## The request
Reproduce every entry in the listing without alteration.

+++++

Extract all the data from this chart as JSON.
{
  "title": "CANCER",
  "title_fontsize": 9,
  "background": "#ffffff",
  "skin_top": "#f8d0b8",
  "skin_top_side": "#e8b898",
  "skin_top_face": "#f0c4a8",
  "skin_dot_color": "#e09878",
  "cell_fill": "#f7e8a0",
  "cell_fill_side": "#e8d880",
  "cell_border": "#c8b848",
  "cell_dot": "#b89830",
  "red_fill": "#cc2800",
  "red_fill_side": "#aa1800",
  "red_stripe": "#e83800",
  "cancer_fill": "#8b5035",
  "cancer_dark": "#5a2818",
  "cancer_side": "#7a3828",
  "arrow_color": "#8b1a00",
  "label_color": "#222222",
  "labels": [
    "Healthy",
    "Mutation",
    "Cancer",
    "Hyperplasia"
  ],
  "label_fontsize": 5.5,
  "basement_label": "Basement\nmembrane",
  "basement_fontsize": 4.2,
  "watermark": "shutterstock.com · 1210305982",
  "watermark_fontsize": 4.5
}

+++++

## Correct answer
Extract all the data from this chart as JSON.
{
  "title": "CANCER",
  "title_fontsize": 9,
  "background": "#ffffff",
  "skin_top": "#f8d0b8",
  "skin_top_side": "#e8b898",
  "skin_top_face": "#f0c4a8",
  "skin_dot_color": "#e09878",
  "cell_fill": "#f7e8a0",
  "cell_fill_side": "#e8d880",
  "cell_border": "#c8b848",
  "cell_dot": "#b89830",
  "red_fill": "#cc2800",
  "red_fill_side": "#aa1800",
  "red_stripe": "#e83800",
  "cancer_fill": "#8b5035",
  "cancer_dark": "#5a2818",
  "cancer_side": "#7a3828",
  "arrow_color": "#8b1a00",
  "label_color": "#222222",
  "labels": [
    "Healthy",
    "Mutation",
    "Cancer",
    "Hyperplasia"
  ],
  "label_fontsize": 5.5,
  "basement_label": "Basement\nmembrane",
  "basement_fontsize": 4.2,
  "watermark": "shutterstock.com · 1210305982",
  "watermark_fontsize": 4.5
}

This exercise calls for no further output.